** LO SOLICITADO **
#1 Resuma en dos oraciones el fragmento sobre el género policiaco.
#2 En los registros, transcriba las líneas desde la que contiene "data-point [126, 351, 134, 359]" hasta la que contiene "data-point [366, 369, 374, 377]", ambas incluidas. Sustituya "data-point" por "punto" sin alterar nada más.

** SECCIÓN DEL DOCUMENTO **

***

Los auges del género policiaco son cíclicos,
recurrentes, y desde hace tiempo se han acostumbrado a autoproclamarse cada
nueva vez como inédito boom. Yo mismo comencé a formar mi afición durante uno
de esos periódicos apogeos: legítimos reivindicadores en lo que puedan traer de
efectivamente nuevo y revitalizador, pero en esa proporción también con frecuencia
amnésicos, desinformados e invisibilizadores de cuanto no sólo les precedió,
sino que en buena medida posibilita y explica su propia existencia.
Hacia la segunda mitad de la década de los
ochenta, se hablaba con una profusión bastante similar a la actual (aunque,
claro, sin los ambiguos matices de alcance y transitoriedad implícitos en la
era de la web) de la novedosa moda mexicana de la novela policiaca; moda propiciadora
entonces como hoy de colecciones, premios, programas televisivos, coloquios, ediciones
especiales de importantes suplementos culturales y reputadas revistas
literarias, autores vernáculos incursionando dentro del género, etc.
Debo agradecer a un par de números monográficos
publicados por entonces en Revista de
revistas de Excelsior, mi primer acercamiento a la dilatada tradición que
la narrativa criminal había merecido en nuestro país desde por lo menos los
años cuarenta. Pero preciso es decir que mi real acercamiento a la mítica Colección Caimán (¡más de 500 títulos a
lo largo de veinte años de existencia!), al detective Peter Pérez de José
Martínez de la Vega o a los cuentos de Antonio Helú, sólo se dio muy a
posteriori, y teniéndolos menos como referentes significativos de mi devoción que
como meras curiosidades complementarias.
Mis primeras, básicas lecturas dentro del género
negro, dejando de lado un inicial escarceo fallido durante mi infancia con los
relatos de Arthur Conan Doyle, no me las proveyó una colección de literatura
policiaca propiamente dicha, sino una colección de literatura a secas: la
segunda serie de Lecturas Mexicanas,
que aparecía en los puestos de revistas con periodicidad ya no recuerdo si
semanal o quincenal, a precios por demás accesibles. Y eso supongo ya establece
un matiz respecto de generaciones de lectores precedentes a la mía: mientras
los apasionados de la literatura detectivesca en los cincuentas o sesentas se
iniciaban en mayoritaria medida a través de traducciones de obras
norteamericanas, inglesas o francesas, teniendo a los mexicanos de la época como
un añadido menor, significativa parte de los correspondientes feligreses de mi
generación nos iniciamos leyendo escritores nacionales: visualizando enigmas de
salón, persecuciones, thrillers, intrigas de espionaje, crónicas de denuncia, asesinos
seriales e investigadores privados en el familiar marco de nuestros propios contextos,
a través de personajes con los cuales podíamos toparnos con relativa facilidad cualquier
día.

***

** REGISTROS PROPORCIONADOS **
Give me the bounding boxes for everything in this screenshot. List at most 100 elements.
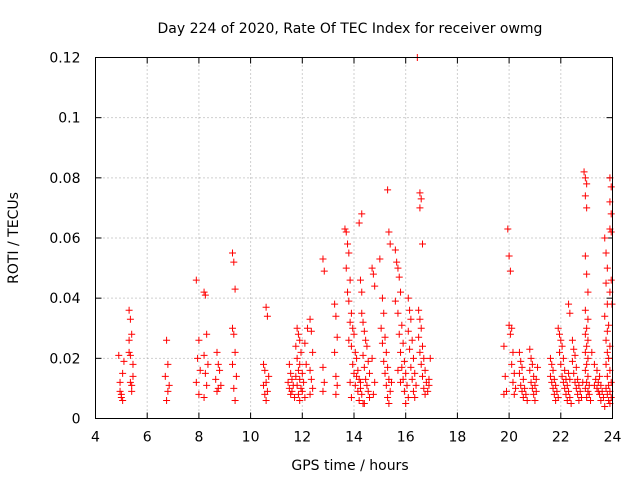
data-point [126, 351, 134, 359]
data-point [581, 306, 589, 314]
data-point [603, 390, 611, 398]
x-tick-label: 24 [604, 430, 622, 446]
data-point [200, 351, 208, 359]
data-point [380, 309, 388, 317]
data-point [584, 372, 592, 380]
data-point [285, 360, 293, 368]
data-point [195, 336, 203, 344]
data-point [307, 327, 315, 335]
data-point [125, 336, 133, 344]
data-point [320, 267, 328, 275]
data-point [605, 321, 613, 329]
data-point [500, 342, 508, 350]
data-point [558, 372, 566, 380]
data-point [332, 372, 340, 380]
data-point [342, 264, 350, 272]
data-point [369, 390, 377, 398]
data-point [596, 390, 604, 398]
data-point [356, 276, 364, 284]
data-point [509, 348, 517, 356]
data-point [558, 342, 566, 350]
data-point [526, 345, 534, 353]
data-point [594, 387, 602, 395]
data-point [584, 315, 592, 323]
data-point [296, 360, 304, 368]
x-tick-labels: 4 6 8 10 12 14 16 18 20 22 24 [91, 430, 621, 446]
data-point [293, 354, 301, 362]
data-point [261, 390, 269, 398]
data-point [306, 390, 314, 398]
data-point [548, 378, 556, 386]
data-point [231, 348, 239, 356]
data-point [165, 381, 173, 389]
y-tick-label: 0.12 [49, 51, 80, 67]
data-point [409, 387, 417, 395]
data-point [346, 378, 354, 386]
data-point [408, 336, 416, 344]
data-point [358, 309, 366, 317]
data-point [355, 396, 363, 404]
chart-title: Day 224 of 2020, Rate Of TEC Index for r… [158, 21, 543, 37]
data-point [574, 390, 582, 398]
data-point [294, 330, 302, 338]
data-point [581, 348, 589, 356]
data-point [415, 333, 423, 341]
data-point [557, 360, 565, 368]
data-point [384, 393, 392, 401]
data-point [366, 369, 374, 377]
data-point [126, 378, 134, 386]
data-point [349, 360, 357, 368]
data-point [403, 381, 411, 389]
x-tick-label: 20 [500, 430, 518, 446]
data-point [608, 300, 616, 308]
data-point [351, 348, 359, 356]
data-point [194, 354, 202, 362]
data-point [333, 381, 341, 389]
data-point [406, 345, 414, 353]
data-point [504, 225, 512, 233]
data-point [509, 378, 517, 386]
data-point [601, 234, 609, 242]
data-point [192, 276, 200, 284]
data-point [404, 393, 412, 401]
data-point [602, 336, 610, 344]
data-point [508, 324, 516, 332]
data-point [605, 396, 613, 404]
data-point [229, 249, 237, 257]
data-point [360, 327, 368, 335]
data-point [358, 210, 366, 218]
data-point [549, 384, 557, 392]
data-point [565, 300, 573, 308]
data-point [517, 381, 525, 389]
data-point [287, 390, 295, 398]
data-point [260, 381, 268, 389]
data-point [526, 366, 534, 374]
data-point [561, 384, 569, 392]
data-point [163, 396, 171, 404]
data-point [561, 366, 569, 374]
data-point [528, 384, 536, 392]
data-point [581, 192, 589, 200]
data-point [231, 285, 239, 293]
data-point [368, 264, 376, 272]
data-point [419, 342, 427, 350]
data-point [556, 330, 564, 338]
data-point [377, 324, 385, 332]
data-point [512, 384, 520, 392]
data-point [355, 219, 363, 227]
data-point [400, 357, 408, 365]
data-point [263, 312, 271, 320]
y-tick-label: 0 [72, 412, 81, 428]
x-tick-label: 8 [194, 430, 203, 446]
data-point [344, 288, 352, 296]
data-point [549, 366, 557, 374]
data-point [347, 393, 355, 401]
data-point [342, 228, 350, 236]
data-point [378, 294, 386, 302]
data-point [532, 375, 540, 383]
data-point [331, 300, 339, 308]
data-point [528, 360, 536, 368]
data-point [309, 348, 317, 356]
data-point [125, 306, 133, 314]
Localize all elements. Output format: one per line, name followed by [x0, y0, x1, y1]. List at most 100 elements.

***

** RESPUESTAS COMPLETAS **
#1 El fragmento sostiene que los auges del género policiaco son cíclicos y suelen proclamarse como un boom inédito, a menudo olvidando lo que los precedió; ya en la segunda mitad de los ochenta se hablaba en México de una novedosa moda de la novela policiaca. Las primeras lecturas del género de quien narra no provinieron de una colección policiaca, sino de la segunda serie de Lecturas Mexicanas, y con ello se marca un matiz frente a generaciones anteriores: aquellas se iniciaban sobre todo con traducciones de obras extranjeras, mientras que buena parte de la generación de quien narra se inició leyendo a escritores nacionales.

#2
punto [126, 351, 134, 359]
punto [581, 306, 589, 314]
punto [603, 390, 611, 398]
x-tick-label: 24 [604, 430, 622, 446]
punto [200, 351, 208, 359]
punto [380, 309, 388, 317]
punto [584, 372, 592, 380]
punto [285, 360, 293, 368]
punto [195, 336, 203, 344]
punto [307, 327, 315, 335]
punto [125, 336, 133, 344]
punto [320, 267, 328, 275]
punto [605, 321, 613, 329]
punto [500, 342, 508, 350]
punto [558, 372, 566, 380]
punto [332, 372, 340, 380]
punto [342, 264, 350, 272]
punto [369, 390, 377, 398]
punto [596, 390, 604, 398]
punto [356, 276, 364, 284]
punto [509, 348, 517, 356]
punto [558, 342, 566, 350]
punto [526, 345, 534, 353]
punto [594, 387, 602, 395]
punto [584, 315, 592, 323]
punto [296, 360, 304, 368]
x-tick-labels: 4 6 8 10 12 14 16 18 20 22 24 [91, 430, 621, 446]
punto [293, 354, 301, 362]
punto [261, 390, 269, 398]
punto [306, 390, 314, 398]
punto [548, 378, 556, 386]
punto [231, 348, 239, 356]
punto [165, 381, 173, 389]
y-tick-label: 0.12 [49, 51, 80, 67]
punto [409, 387, 417, 395]
punto [346, 378, 354, 386]
punto [408, 336, 416, 344]
punto [358, 309, 366, 317]
punto [355, 396, 363, 404]
chart-title: Day 224 of 2020, Rate Of TEC Index for r… [158, 21, 543, 37]
punto [574, 390, 582, 398]
punto [294, 330, 302, 338]
punto [581, 348, 589, 356]
punto [415, 333, 423, 341]
punto [557, 360, 565, 368]
punto [384, 393, 392, 401]
punto [366, 369, 374, 377]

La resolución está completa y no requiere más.